DIRECTIONS FOR THIS TASK:
Provide an exact reproduction of every entry.

Items listed in a dataset
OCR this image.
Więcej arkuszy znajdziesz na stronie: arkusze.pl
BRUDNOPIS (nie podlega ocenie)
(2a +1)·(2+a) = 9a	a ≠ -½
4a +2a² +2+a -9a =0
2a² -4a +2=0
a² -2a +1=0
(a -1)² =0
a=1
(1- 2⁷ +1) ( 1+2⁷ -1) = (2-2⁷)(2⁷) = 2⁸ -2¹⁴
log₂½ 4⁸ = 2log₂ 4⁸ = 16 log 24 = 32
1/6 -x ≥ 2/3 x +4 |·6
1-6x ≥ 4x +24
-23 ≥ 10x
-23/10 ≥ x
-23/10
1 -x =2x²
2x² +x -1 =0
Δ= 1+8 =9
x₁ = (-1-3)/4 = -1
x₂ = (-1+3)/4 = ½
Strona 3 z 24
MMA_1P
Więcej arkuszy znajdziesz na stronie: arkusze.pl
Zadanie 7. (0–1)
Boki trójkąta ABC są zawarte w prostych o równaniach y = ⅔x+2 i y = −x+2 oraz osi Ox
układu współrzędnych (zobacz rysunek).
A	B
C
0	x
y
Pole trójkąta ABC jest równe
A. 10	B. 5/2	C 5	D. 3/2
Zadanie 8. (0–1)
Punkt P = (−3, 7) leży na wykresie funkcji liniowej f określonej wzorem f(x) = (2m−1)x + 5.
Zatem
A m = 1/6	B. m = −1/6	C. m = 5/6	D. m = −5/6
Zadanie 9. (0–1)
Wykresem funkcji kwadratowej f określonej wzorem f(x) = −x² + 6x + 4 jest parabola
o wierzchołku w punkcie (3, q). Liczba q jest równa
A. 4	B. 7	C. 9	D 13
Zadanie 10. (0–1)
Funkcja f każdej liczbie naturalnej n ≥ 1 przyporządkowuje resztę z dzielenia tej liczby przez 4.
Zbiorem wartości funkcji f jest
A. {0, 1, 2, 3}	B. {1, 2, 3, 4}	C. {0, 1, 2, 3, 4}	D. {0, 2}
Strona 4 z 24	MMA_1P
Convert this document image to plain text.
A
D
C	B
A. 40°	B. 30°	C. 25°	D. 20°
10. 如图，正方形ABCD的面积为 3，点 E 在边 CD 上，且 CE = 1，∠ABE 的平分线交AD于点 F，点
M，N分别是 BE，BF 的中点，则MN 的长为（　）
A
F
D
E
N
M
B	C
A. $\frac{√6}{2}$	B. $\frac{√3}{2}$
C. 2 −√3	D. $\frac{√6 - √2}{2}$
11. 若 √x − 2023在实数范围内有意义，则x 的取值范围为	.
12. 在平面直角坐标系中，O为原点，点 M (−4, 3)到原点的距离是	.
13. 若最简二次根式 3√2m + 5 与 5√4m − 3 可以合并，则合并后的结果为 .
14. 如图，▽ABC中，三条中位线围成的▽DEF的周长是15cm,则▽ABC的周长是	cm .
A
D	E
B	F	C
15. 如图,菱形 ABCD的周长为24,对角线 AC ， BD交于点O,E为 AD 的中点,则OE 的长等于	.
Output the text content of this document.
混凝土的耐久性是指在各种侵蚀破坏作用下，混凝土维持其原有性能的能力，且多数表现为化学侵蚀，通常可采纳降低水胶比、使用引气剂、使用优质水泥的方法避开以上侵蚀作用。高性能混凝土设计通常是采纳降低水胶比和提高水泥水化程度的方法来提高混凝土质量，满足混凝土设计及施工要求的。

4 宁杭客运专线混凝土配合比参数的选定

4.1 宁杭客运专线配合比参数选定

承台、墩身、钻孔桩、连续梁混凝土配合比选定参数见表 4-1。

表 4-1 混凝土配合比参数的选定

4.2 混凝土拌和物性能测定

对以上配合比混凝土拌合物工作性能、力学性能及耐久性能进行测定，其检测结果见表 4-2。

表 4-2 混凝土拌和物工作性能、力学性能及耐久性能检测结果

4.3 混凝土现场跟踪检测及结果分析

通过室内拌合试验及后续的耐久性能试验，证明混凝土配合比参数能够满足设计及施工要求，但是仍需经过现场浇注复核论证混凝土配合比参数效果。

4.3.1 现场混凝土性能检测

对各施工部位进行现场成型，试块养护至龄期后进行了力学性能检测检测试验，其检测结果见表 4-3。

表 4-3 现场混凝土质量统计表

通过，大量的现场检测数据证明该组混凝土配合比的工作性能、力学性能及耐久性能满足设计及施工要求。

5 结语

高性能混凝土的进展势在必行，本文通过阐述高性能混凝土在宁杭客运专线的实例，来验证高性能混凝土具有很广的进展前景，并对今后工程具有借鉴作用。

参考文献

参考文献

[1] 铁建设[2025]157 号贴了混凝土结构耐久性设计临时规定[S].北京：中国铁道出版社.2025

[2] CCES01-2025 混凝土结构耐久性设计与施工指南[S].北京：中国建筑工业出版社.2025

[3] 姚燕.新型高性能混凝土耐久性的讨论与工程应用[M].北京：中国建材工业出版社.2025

PROBLEM SOLUTION:
OCR this image.
Więcej arkuszy znajdziesz na stronie: arkusze.pl
BRUDNOPIS (nie podlega ocenie)
(2a +1)·(2+a) = 9a	a ≠ -½
4a +2a² +2+a -9a =0
2a² -4a +2=0
a² -2a +1=0
(a -1)² =0
a=1
(1- 2⁷ +1) ( 1+2⁷ -1) = (2-2⁷)(2⁷) = 2⁸ -2¹⁴
log₂½ 4⁸ = 2log₂ 4⁸ = 16 log 24 = 32
1/6 -x ≥ 2/3 x +4 |·6
1-6x ≥ 4x +24
-23 ≥ 10x
-23/10 ≥ x
-23/10
1 -x =2x²
2x² +x -1 =0
Δ= 1+8 =9
x₁ = (-1-3)/4 = -1
x₂ = (-1+3)/4 = ½
Strona 3 z 24
MMA_1P
Więcej arkuszy znajdziesz na stronie: arkusze.pl
Zadanie 7. (0–1)
Boki trójkąta ABC są zawarte w prostych o równaniach y = ⅔x+2 i y = −x+2 oraz osi Ox
układu współrzędnych (zobacz rysunek).
A	B
C
0	x
y
Pole trójkąta ABC jest równe
A. 10	B. 5/2	C 5	D. 3/2
Zadanie 8. (0–1)
Punkt P = (−3, 7) leży na wykresie funkcji liniowej f określonej wzorem f(x) = (2m−1)x + 5.
Zatem
A m = 1/6	B. m = −1/6	C. m = 5/6	D. m = −5/6
Zadanie 9. (0–1)
Wykresem funkcji kwadratowej f określonej wzorem f(x) = −x² + 6x + 4 jest parabola
o wierzchołku w punkcie (3, q). Liczba q jest równa
A. 4	B. 7	C. 9	D 13
Zadanie 10. (0–1)
Funkcja f każdej liczbie naturalnej n ≥ 1 przyporządkowuje resztę z dzielenia tej liczby przez 4.
Zbiorem wartości funkcji f jest
A. {0, 1, 2, 3}	B. {1, 2, 3, 4}	C. {0, 1, 2, 3, 4}	D. {0, 2}
Strona 4 z 24	MMA_1P
Convert this document image to plain text.
A
D
C	B
A. 40°	B. 30°	C. 25°	D. 20°
10. 如图，正方形ABCD的面积为 3，点 E 在边 CD 上，且 CE = 1，∠ABE 的平分线交AD于点 F，点
M，N分别是 BE，BF 的中点，则MN 的长为（　）
A
F
D
E
N
M
B	C
A. $\frac{√6}{2}$	B. $\frac{√3}{2}$
C. 2 −√3	D. $\frac{√6 - √2}{2}$
11. 若 √x − 2023在实数范围内有意义，则x 的取值范围为	.
12. 在平面直角坐标系中，O为原点，点 M (−4, 3)到原点的距离是	.
13. 若最简二次根式 3√2m + 5 与 5√4m − 3 可以合并，则合并后的结果为 .
14. 如图，▽ABC中，三条中位线围成的▽DEF的周长是15cm,则▽ABC的周长是	cm .
A
D	E
B	F	C
15. 如图,菱形 ABCD的周长为24,对角线 AC ， BD交于点O,E为 AD 的中点,则OE 的长等于	.
Output the text content of this document.
混凝土的耐久性是指在各种侵蚀破坏作用下，混凝土维持其原有性能的能力，且多数表现为化学侵蚀，通常可采纳降低水胶比、使用引气剂、使用优质水泥的方法避开以上侵蚀作用。高性能混凝土设计通常是采纳降低水胶比和提高水泥水化程度的方法来提高混凝土质量，满足混凝土设计及施工要求的。

4 宁杭客运专线混凝土配合比参数的选定

4.1 宁杭客运专线配合比参数选定

承台、墩身、钻孔桩、连续梁混凝土配合比选定参数见表 4-1。

表 4-1 混凝土配合比参数的选定

4.2 混凝土拌和物性能测定

对以上配合比混凝土拌合物工作性能、力学性能及耐久性能进行测定，其检测结果见表 4-2。

表 4-2 混凝土拌和物工作性能、力学性能及耐久性能检测结果

4.3 混凝土现场跟踪检测及结果分析

通过室内拌合试验及后续的耐久性能试验，证明混凝土配合比参数能够满足设计及施工要求，但是仍需经过现场浇注复核论证混凝土配合比参数效果。

4.3.1 现场混凝土性能检测

对各施工部位进行现场成型，试块养护至龄期后进行了力学性能检测检测试验，其检测结果见表 4-3。

表 4-3 现场混凝土质量统计表

通过，大量的现场检测数据证明该组混凝土配合比的工作性能、力学性能及耐久性能满足设计及施工要求。

5 结语

高性能混凝土的进展势在必行，本文通过阐述高性能混凝土在宁杭客运专线的实例，来验证高性能混凝土具有很广的进展前景，并对今后工程具有借鉴作用。

参考文献

参考文献

[1] 铁建设[2025]157 号贴了混凝土结构耐久性设计临时规定[S].北京：中国铁道出版社.2025

[2] CCES01-2025 混凝土结构耐久性设计与施工指南[S].北京：中国建筑工业出版社.2025

[3] 姚燕.新型高性能混凝土耐久性的讨论与工程应用[M].北京：中国建材工业出版社.2025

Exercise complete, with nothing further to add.